WHAT THE TASK ASKS: Pull out each line of the data that includes the word "document".

DATASET CONTENT:
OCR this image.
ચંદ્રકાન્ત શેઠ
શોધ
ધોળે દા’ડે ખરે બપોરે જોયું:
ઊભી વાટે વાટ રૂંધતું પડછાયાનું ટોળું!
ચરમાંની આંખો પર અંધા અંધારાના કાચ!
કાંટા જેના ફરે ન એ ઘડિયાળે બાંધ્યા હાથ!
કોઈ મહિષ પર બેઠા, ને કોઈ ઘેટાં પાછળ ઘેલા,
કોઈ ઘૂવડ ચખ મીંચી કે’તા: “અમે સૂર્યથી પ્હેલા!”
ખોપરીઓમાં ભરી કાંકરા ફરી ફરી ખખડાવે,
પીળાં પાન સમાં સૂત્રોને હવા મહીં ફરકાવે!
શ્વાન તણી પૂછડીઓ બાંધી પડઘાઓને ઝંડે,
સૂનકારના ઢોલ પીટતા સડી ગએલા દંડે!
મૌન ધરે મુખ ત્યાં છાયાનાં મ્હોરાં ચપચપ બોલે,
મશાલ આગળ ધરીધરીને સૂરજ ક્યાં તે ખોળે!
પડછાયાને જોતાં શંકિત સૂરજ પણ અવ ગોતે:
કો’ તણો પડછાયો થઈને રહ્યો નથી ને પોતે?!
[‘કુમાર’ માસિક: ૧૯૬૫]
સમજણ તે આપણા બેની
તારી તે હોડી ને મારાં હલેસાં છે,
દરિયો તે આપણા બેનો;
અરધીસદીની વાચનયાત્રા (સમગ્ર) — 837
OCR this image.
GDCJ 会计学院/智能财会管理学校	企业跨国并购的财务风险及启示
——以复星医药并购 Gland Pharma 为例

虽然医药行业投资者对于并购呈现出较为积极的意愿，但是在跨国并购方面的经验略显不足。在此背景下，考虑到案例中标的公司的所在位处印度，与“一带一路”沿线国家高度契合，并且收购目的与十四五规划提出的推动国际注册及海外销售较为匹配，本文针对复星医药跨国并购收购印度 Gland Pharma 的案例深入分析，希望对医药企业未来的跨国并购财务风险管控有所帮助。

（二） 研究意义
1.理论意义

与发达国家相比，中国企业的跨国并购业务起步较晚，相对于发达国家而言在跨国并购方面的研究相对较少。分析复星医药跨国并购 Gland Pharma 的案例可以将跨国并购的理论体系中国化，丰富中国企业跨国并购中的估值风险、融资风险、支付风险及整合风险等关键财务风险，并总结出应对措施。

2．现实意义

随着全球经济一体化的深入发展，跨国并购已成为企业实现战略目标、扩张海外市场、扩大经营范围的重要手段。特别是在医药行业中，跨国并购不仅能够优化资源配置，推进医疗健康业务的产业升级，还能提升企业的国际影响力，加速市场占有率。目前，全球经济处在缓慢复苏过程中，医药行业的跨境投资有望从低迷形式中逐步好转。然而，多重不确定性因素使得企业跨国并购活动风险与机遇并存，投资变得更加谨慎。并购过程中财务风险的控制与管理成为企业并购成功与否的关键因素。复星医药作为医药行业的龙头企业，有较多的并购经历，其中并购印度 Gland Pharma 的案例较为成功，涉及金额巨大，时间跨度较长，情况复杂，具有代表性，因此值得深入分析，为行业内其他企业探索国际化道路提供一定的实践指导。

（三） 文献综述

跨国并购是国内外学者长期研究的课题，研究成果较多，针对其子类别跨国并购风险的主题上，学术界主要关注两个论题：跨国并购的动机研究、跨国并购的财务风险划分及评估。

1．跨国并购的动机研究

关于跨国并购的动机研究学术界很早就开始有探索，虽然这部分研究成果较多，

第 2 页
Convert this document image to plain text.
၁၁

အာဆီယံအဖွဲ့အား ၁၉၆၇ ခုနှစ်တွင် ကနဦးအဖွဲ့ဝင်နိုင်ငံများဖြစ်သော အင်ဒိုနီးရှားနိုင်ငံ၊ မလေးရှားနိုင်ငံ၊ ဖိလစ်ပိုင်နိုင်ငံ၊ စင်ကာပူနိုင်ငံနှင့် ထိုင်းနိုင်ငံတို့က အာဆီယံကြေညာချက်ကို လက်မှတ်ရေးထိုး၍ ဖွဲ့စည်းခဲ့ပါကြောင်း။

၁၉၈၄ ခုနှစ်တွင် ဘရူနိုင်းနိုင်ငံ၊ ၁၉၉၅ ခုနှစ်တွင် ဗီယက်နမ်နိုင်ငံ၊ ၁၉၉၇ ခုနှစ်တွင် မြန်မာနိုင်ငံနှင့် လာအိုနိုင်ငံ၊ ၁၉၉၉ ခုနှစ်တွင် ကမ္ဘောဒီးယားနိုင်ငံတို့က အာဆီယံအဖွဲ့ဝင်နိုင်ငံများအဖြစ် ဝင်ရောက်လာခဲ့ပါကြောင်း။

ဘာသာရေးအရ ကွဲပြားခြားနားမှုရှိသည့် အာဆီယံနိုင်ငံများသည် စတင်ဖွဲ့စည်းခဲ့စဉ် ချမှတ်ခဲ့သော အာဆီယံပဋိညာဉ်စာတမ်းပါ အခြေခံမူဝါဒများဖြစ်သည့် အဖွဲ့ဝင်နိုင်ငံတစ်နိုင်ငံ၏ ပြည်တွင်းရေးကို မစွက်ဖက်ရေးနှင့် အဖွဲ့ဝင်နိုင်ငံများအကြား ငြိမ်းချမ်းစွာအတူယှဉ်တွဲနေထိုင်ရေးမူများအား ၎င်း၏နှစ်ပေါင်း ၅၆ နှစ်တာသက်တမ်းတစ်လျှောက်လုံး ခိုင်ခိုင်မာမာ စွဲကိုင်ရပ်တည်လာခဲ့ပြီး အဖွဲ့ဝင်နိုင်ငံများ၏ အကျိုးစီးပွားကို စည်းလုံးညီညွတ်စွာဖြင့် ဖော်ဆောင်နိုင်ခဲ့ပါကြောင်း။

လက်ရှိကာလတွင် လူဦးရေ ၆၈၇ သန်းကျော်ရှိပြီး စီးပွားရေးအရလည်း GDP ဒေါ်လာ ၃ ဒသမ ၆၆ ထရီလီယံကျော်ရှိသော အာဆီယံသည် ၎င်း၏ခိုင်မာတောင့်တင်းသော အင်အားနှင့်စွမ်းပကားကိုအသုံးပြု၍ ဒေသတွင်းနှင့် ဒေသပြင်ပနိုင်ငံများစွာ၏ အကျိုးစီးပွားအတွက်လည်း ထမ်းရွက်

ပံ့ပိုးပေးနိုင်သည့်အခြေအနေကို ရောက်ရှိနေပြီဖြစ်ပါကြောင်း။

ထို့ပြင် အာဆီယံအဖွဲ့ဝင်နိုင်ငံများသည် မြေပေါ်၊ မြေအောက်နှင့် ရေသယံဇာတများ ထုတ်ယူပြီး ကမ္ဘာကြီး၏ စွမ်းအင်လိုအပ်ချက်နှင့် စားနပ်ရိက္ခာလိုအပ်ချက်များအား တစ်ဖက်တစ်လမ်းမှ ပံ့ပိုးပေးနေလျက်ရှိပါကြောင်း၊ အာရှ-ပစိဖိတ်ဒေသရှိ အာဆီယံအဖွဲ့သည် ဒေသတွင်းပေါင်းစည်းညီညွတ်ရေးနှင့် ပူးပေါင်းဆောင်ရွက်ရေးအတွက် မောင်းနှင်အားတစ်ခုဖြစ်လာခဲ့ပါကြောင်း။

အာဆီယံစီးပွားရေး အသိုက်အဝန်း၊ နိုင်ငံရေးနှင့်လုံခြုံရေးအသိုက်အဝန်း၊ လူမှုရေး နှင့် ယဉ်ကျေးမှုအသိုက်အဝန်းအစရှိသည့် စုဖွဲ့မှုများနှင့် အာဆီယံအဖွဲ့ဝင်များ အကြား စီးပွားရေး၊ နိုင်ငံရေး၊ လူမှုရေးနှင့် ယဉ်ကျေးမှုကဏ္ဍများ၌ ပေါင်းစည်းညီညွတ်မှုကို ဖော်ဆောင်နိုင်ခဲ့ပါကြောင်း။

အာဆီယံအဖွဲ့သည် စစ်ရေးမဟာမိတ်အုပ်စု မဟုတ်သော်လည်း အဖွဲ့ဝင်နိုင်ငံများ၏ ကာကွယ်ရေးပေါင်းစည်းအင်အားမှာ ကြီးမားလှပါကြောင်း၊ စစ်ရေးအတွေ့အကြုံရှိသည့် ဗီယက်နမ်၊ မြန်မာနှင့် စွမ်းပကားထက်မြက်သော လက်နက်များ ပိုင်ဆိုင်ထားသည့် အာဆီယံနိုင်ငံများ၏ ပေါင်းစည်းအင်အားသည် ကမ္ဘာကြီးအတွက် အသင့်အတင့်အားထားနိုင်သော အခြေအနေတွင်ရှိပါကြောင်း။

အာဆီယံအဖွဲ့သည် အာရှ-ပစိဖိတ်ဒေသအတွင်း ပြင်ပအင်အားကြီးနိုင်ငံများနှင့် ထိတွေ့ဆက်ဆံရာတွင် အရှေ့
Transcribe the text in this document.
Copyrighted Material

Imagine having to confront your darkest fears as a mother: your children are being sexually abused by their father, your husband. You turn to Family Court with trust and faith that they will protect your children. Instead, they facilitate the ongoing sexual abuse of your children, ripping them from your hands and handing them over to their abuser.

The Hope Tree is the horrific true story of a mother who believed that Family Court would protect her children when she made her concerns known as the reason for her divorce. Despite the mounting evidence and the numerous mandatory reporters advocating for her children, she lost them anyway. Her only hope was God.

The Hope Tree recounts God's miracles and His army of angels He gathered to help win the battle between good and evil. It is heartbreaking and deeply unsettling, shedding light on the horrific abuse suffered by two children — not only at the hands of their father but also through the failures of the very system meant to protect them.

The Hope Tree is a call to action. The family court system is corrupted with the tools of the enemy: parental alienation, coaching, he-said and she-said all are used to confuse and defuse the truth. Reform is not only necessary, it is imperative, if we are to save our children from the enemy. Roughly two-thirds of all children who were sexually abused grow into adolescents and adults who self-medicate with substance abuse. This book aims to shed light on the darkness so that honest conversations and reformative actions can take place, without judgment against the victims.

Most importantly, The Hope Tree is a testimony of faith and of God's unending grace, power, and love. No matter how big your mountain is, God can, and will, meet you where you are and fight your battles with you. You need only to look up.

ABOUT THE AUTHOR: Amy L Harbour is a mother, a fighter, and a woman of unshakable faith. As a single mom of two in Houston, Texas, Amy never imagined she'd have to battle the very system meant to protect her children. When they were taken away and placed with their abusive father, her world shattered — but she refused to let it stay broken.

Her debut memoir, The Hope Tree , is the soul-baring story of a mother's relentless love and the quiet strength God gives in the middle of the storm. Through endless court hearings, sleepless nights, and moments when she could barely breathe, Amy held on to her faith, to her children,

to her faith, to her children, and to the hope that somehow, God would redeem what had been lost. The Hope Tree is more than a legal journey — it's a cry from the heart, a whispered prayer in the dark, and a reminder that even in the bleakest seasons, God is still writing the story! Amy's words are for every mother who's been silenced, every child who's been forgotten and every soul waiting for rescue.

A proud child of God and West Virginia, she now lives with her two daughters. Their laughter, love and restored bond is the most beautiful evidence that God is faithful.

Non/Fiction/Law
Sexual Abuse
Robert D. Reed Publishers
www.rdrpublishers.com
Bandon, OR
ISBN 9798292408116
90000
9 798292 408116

TASK OUTPUT:
Convert this document image to plain text.
Transcribe the text in this document.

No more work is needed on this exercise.